» INSTRUCTION: Each record that follows should be repeated exactly, minus any images.

+++ GIVEN RECORDS

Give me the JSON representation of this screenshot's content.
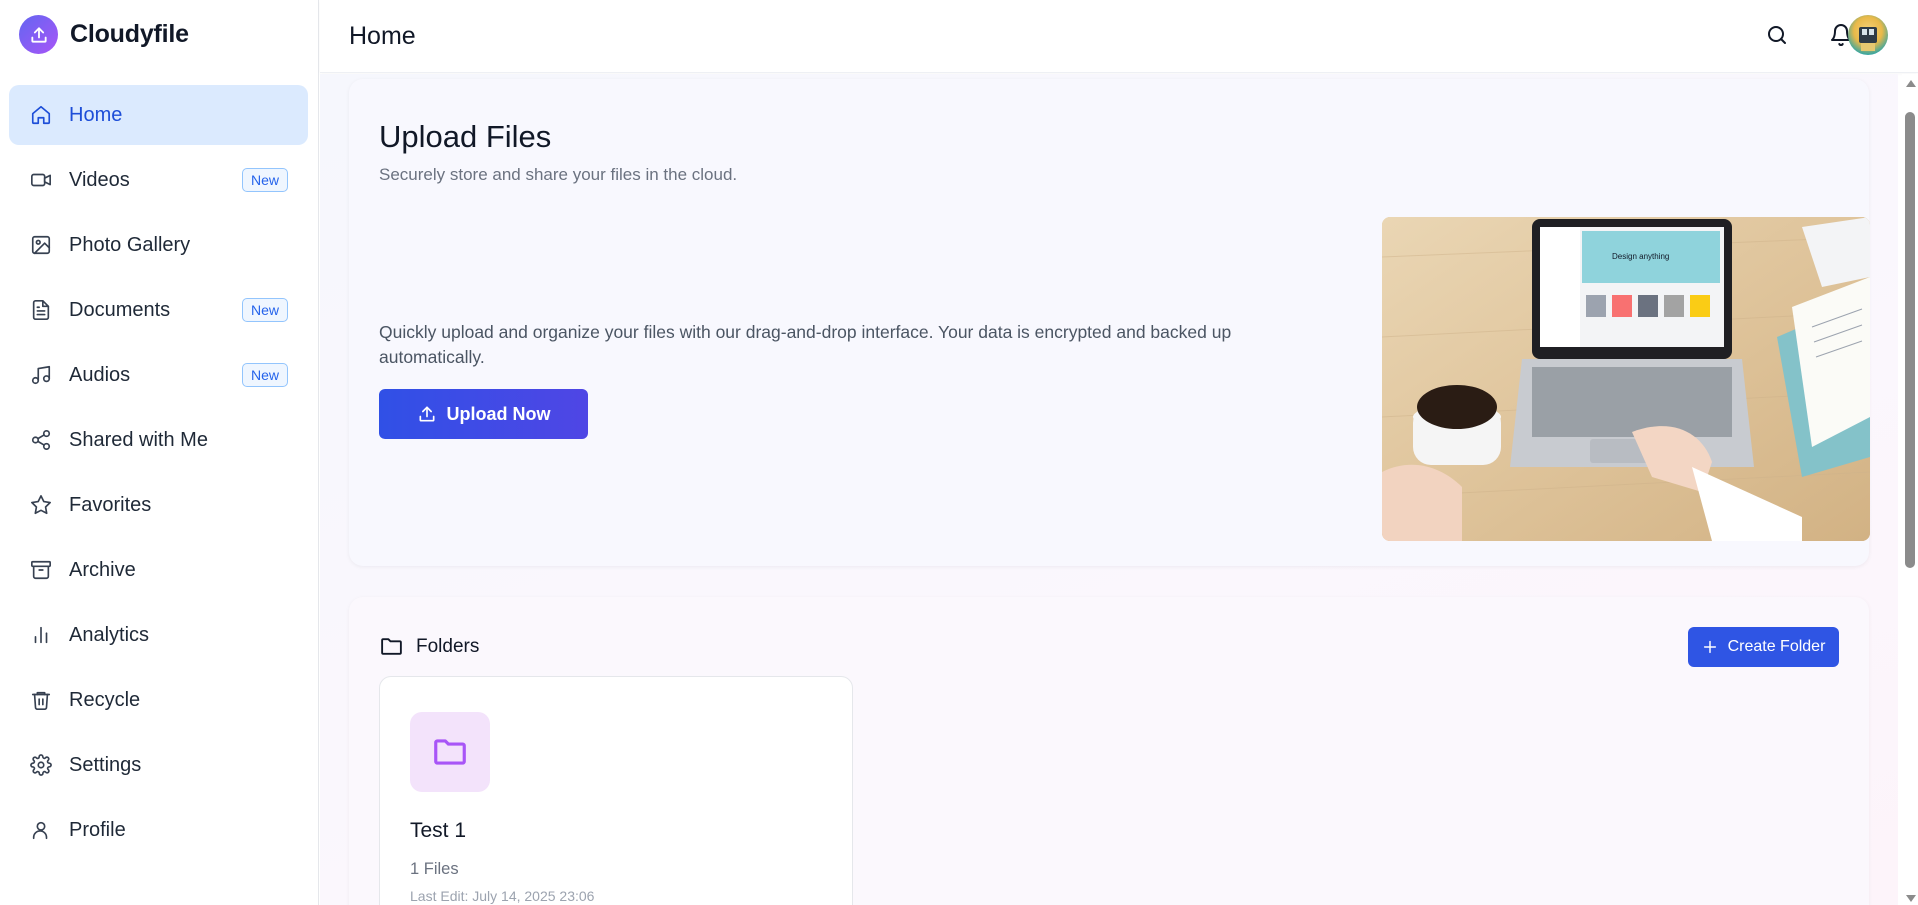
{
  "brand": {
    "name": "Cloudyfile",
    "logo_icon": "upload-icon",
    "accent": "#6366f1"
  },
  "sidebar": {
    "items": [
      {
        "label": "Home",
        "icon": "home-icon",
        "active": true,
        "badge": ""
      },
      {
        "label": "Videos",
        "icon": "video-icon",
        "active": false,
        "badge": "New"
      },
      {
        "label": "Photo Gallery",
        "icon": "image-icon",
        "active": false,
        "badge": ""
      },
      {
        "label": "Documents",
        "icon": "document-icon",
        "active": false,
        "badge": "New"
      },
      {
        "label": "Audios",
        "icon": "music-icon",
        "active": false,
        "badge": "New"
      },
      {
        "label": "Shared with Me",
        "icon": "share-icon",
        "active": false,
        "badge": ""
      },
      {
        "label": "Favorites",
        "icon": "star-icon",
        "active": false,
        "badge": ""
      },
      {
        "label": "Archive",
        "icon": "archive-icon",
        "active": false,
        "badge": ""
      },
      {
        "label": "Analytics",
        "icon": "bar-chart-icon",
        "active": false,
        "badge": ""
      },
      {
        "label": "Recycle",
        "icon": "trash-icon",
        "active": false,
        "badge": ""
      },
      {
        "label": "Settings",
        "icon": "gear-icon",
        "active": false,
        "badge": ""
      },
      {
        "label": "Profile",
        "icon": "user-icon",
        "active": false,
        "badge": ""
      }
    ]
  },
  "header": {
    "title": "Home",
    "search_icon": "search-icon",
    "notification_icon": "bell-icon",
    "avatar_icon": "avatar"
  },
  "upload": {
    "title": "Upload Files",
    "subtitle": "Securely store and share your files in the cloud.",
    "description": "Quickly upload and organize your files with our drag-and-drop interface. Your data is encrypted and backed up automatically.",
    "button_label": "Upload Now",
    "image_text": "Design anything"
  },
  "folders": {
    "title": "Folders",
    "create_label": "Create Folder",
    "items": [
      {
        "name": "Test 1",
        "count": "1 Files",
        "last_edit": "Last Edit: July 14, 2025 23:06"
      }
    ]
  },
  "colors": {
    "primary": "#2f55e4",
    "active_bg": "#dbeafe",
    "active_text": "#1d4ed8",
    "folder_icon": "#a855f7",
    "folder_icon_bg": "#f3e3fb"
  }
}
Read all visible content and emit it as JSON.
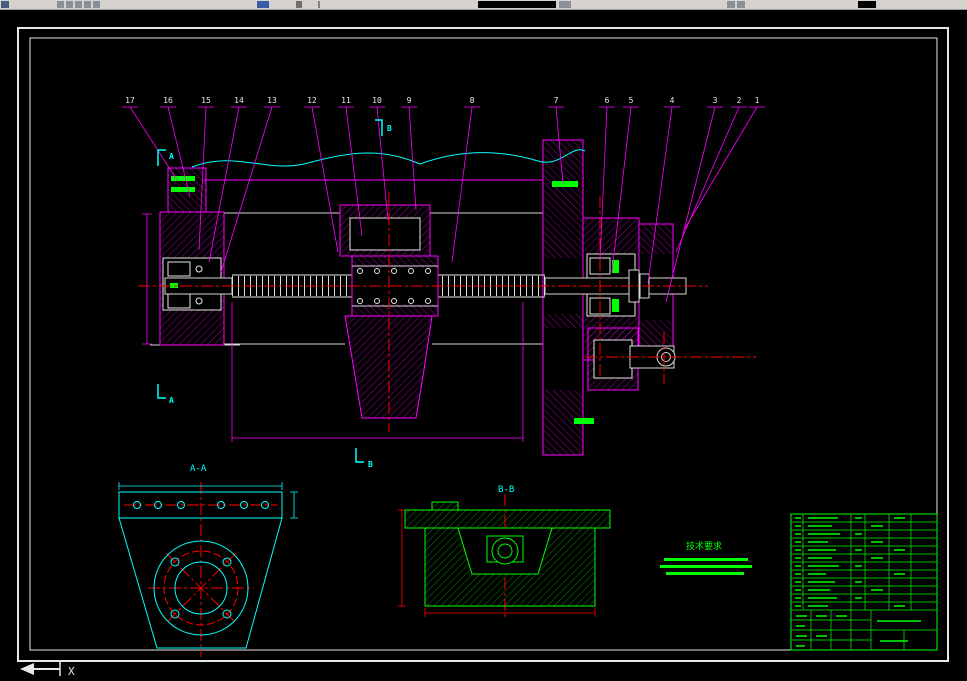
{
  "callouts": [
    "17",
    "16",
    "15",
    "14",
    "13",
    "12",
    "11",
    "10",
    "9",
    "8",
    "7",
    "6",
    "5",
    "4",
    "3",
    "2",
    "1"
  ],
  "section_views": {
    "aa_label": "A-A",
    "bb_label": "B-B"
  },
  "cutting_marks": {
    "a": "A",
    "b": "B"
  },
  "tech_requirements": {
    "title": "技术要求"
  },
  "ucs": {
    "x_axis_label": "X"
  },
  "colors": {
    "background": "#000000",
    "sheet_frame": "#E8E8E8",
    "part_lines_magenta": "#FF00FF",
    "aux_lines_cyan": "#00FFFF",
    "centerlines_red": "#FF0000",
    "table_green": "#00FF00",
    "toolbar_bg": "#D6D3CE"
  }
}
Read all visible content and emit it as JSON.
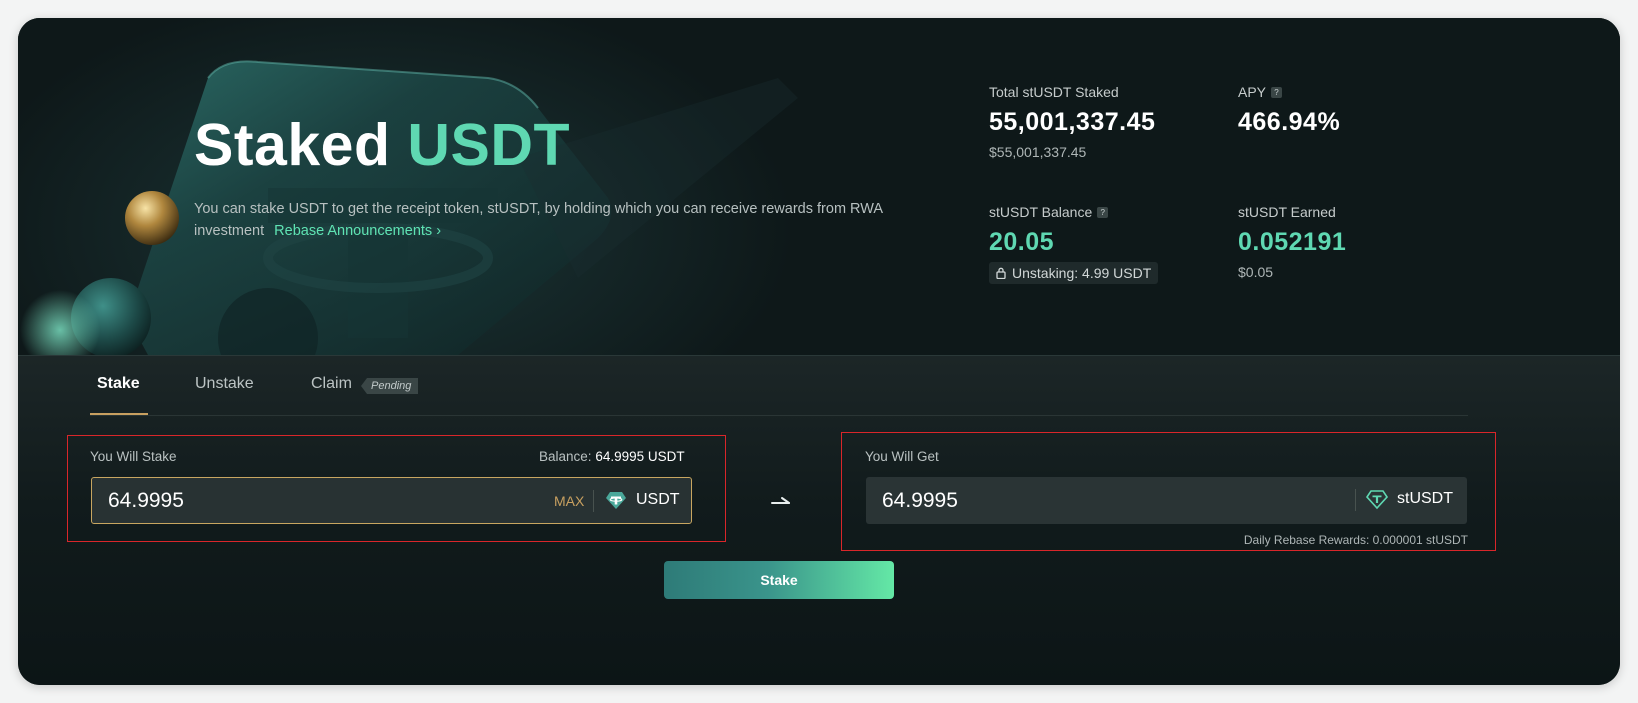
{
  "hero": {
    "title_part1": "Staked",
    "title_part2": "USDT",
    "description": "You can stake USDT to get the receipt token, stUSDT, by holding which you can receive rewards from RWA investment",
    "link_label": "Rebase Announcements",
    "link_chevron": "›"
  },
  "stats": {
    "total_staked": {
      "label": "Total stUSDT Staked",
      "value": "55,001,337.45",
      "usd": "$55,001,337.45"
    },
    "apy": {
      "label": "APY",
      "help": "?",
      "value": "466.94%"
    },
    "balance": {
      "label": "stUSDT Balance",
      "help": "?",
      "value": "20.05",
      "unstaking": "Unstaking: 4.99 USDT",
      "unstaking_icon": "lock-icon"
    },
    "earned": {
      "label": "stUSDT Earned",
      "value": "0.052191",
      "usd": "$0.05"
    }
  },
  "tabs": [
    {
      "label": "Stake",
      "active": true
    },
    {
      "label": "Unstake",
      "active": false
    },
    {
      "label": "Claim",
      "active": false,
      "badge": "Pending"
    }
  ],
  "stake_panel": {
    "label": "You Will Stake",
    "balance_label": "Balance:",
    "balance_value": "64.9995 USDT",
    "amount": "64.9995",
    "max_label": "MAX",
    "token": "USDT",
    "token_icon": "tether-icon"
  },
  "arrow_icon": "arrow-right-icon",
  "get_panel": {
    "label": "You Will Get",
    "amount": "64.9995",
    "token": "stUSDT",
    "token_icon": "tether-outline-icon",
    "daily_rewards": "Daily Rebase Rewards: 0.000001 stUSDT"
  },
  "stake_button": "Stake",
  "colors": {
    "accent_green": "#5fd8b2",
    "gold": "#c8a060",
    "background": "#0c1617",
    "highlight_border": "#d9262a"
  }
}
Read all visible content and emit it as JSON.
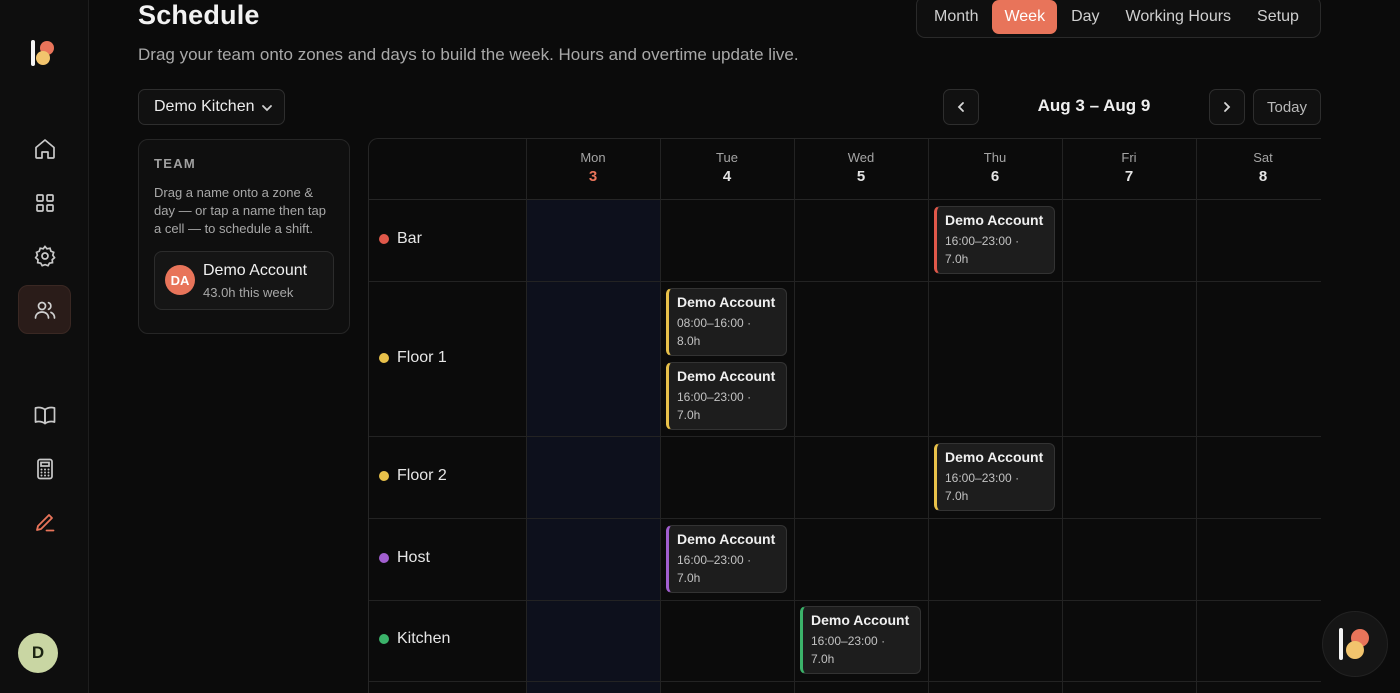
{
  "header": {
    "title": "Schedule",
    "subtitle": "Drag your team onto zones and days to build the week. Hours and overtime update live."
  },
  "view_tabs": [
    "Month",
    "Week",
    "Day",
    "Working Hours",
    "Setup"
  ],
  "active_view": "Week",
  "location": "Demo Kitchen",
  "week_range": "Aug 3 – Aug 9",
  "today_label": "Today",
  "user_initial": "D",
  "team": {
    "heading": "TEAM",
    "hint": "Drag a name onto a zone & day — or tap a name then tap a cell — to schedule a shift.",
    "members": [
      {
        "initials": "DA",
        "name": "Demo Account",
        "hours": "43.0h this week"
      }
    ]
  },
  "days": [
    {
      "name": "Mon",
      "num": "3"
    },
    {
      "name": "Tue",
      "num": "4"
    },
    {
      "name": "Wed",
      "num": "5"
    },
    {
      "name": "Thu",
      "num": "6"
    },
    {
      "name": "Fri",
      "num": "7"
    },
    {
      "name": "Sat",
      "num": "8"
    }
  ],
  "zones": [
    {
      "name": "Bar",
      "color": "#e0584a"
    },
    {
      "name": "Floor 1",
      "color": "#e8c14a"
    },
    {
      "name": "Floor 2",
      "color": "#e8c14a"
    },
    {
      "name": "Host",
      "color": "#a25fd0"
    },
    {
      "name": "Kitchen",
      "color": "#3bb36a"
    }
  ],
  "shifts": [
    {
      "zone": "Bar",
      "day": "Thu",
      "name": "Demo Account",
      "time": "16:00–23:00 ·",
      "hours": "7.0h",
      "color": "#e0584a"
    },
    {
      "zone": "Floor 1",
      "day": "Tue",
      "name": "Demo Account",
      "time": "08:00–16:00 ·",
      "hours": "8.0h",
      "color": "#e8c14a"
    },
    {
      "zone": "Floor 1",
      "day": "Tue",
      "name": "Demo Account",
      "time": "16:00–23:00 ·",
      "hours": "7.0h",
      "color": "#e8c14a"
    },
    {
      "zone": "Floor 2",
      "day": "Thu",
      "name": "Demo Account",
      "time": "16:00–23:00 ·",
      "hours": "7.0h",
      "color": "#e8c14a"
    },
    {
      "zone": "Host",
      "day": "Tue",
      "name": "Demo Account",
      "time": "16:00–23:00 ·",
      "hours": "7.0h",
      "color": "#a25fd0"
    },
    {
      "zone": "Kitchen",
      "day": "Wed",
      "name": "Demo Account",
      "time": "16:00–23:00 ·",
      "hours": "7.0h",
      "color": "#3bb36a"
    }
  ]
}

++++++

» OUTPUT OF THE TASK:
Give me the JSON representation of this screenshot's content.
{
  "brand": {
    "name": "Cloudyfile",
    "logo_icon": "upload-icon",
    "accent": "#6366f1"
  },
  "sidebar": {
    "items": [
      {
        "label": "Home",
        "icon": "home-icon",
        "active": true,
        "badge": ""
      },
      {
        "label": "Videos",
        "icon": "video-icon",
        "active": false,
        "badge": "New"
      },
      {
        "label": "Photo Gallery",
        "icon": "image-icon",
        "active": false,
        "badge": ""
      },
      {
        "label": "Documents",
        "icon": "document-icon",
        "active": false,
        "badge": "New"
      },
      {
        "label": "Audios",
        "icon": "music-icon",
        "active": false,
        "badge": "New"
      },
      {
        "label": "Shared with Me",
        "icon": "share-icon",
        "active": false,
        "badge": ""
      },
      {
        "label": "Favorites",
        "icon": "star-icon",
        "active": false,
        "badge": ""
      },
      {
        "label": "Archive",
        "icon": "archive-icon",
        "active": false,
        "badge": ""
      },
      {
        "label": "Analytics",
        "icon": "bar-chart-icon",
        "active": false,
        "badge": ""
      },
      {
        "label": "Recycle",
        "icon": "trash-icon",
        "active": false,
        "badge": ""
      },
      {
        "label": "Settings",
        "icon": "gear-icon",
        "active": false,
        "badge": ""
      },
      {
        "label": "Profile",
        "icon": "user-icon",
        "active": false,
        "badge": ""
      }
    ]
  },
  "header": {
    "title": "Home",
    "search_icon": "search-icon",
    "notification_icon": "bell-icon",
    "avatar_icon": "avatar"
  },
  "upload": {
    "title": "Upload Files",
    "subtitle": "Securely store and share your files in the cloud.",
    "description": "Quickly upload and organize your files with our drag-and-drop interface. Your data is encrypted and backed up automatically.",
    "button_label": "Upload Now",
    "image_text": "Design anything"
  },
  "folders": {
    "title": "Folders",
    "create_label": "Create Folder",
    "items": [
      {
        "name": "Test 1",
        "count": "1 Files",
        "last_edit": "Last Edit: July 14, 2025 23:06"
      }
    ]
  },
  "colors": {
    "primary": "#2f55e4",
    "active_bg": "#dbeafe",
    "active_text": "#1d4ed8",
    "folder_icon": "#a855f7",
    "folder_icon_bg": "#f3e3fb"
  }
}
Read all visible content and emit it as JSON.
{
  "callouts": [
    "17",
    "16",
    "15",
    "14",
    "13",
    "12",
    "11",
    "10",
    "9",
    "8",
    "7",
    "6",
    "5",
    "4",
    "3",
    "2",
    "1"
  ],
  "section_views": {
    "aa_label": "A-A",
    "bb_label": "B-B"
  },
  "cutting_marks": {
    "a": "A",
    "b": "B"
  },
  "tech_requirements": {
    "title": "技术要求"
  },
  "ucs": {
    "x_axis_label": "X"
  },
  "colors": {
    "background": "#000000",
    "sheet_frame": "#E8E8E8",
    "part_lines_magenta": "#FF00FF",
    "aux_lines_cyan": "#00FFFF",
    "centerlines_red": "#FF0000",
    "table_green": "#00FF00",
    "toolbar_bg": "#D6D3CE"
  }
}
Read all visible content and emit it as JSON.
{
  "hero": {
    "title_part1": "Staked",
    "title_part2": "USDT",
    "description": "You can stake USDT to get the receipt token, stUSDT, by holding which you can receive rewards from RWA investment",
    "link_label": "Rebase Announcements",
    "link_chevron": "›"
  },
  "stats": {
    "total_staked": {
      "label": "Total stUSDT Staked",
      "value": "55,001,337.45",
      "usd": "$55,001,337.45"
    },
    "apy": {
      "label": "APY",
      "help": "?",
      "value": "466.94%"
    },
    "balance": {
      "label": "stUSDT Balance",
      "help": "?",
      "value": "20.05",
      "unstaking": "Unstaking: 4.99 USDT",
      "unstaking_icon": "lock-icon"
    },
    "earned": {
      "label": "stUSDT Earned",
      "value": "0.052191",
      "usd": "$0.05"
    }
  },
  "tabs": [
    {
      "label": "Stake",
      "active": true
    },
    {
      "label": "Unstake",
      "active": false
    },
    {
      "label": "Claim",
      "active": false,
      "badge": "Pending"
    }
  ],
  "stake_panel": {
    "label": "You Will Stake",
    "balance_label": "Balance:",
    "balance_value": "64.9995 USDT",
    "amount": "64.9995",
    "max_label": "MAX",
    "token": "USDT",
    "token_icon": "tether-icon"
  },
  "arrow_icon": "arrow-right-icon",
  "get_panel": {
    "label": "You Will Get",
    "amount": "64.9995",
    "token": "stUSDT",
    "token_icon": "tether-outline-icon",
    "daily_rewards": "Daily Rebase Rewards: 0.000001 stUSDT"
  },
  "stake_button": "Stake",
  "colors": {
    "accent_green": "#5fd8b2",
    "gold": "#c8a060",
    "background": "#0c1617",
    "highlight_border": "#d9262a"
  }
}
Read all visible content and emit it as JSON.
{
  "header": {
    "title": "Schedule",
    "subtitle": "Drag your team onto zones and days to build the week. Hours and overtime update live."
  },
  "view_tabs": [
    "Month",
    "Week",
    "Day",
    "Working Hours",
    "Setup"
  ],
  "active_view": "Week",
  "location": "Demo Kitchen",
  "week_range": "Aug 3 – Aug 9",
  "today_label": "Today",
  "user_initial": "D",
  "team": {
    "heading": "TEAM",
    "hint": "Drag a name onto a zone & day — or tap a name then tap a cell — to schedule a shift.",
    "members": [
      {
        "initials": "DA",
        "name": "Demo Account",
        "hours": "43.0h this week"
      }
    ]
  },
  "days": [
    {
      "name": "Mon",
      "num": "3"
    },
    {
      "name": "Tue",
      "num": "4"
    },
    {
      "name": "Wed",
      "num": "5"
    },
    {
      "name": "Thu",
      "num": "6"
    },
    {
      "name": "Fri",
      "num": "7"
    },
    {
      "name": "Sat",
      "num": "8"
    }
  ],
  "zones": [
    {
      "name": "Bar",
      "color": "#e0584a"
    },
    {
      "name": "Floor 1",
      "color": "#e8c14a"
    },
    {
      "name": "Floor 2",
      "color": "#e8c14a"
    },
    {
      "name": "Host",
      "color": "#a25fd0"
    },
    {
      "name": "Kitchen",
      "color": "#3bb36a"
    }
  ],
  "shifts": [
    {
      "zone": "Bar",
      "day": "Thu",
      "name": "Demo Account",
      "time": "16:00–23:00 ·",
      "hours": "7.0h",
      "color": "#e0584a"
    },
    {
      "zone": "Floor 1",
      "day": "Tue",
      "name": "Demo Account",
      "time": "08:00–16:00 ·",
      "hours": "8.0h",
      "color": "#e8c14a"
    },
    {
      "zone": "Floor 1",
      "day": "Tue",
      "name": "Demo Account",
      "time": "16:00–23:00 ·",
      "hours": "7.0h",
      "color": "#e8c14a"
    },
    {
      "zone": "Floor 2",
      "day": "Thu",
      "name": "Demo Account",
      "time": "16:00–23:00 ·",
      "hours": "7.0h",
      "color": "#e8c14a"
    },
    {
      "zone": "Host",
      "day": "Tue",
      "name": "Demo Account",
      "time": "16:00–23:00 ·",
      "hours": "7.0h",
      "color": "#a25fd0"
    },
    {
      "zone": "Kitchen",
      "day": "Wed",
      "name": "Demo Account",
      "time": "16:00–23:00 ·",
      "hours": "7.0h",
      "color": "#3bb36a"
    }
  ]
}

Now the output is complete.